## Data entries
** Begin **
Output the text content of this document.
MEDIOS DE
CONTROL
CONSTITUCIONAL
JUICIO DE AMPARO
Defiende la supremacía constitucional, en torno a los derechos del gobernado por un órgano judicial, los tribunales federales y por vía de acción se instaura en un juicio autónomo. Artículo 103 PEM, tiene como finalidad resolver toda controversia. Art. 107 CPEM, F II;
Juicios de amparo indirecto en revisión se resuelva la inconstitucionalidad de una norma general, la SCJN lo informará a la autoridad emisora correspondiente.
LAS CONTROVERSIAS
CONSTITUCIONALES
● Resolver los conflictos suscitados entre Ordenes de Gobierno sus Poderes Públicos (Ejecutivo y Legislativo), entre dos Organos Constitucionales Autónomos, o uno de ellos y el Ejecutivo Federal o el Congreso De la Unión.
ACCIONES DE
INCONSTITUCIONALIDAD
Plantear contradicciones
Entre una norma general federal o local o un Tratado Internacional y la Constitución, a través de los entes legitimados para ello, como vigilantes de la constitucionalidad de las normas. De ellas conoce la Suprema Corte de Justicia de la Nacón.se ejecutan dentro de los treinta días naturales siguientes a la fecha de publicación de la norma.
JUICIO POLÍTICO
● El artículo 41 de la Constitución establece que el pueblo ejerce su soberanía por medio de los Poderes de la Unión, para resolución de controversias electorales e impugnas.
** End **
## Task instructions
Count the lines in the records above that contain the word "como", and give only the number.

## Output below
2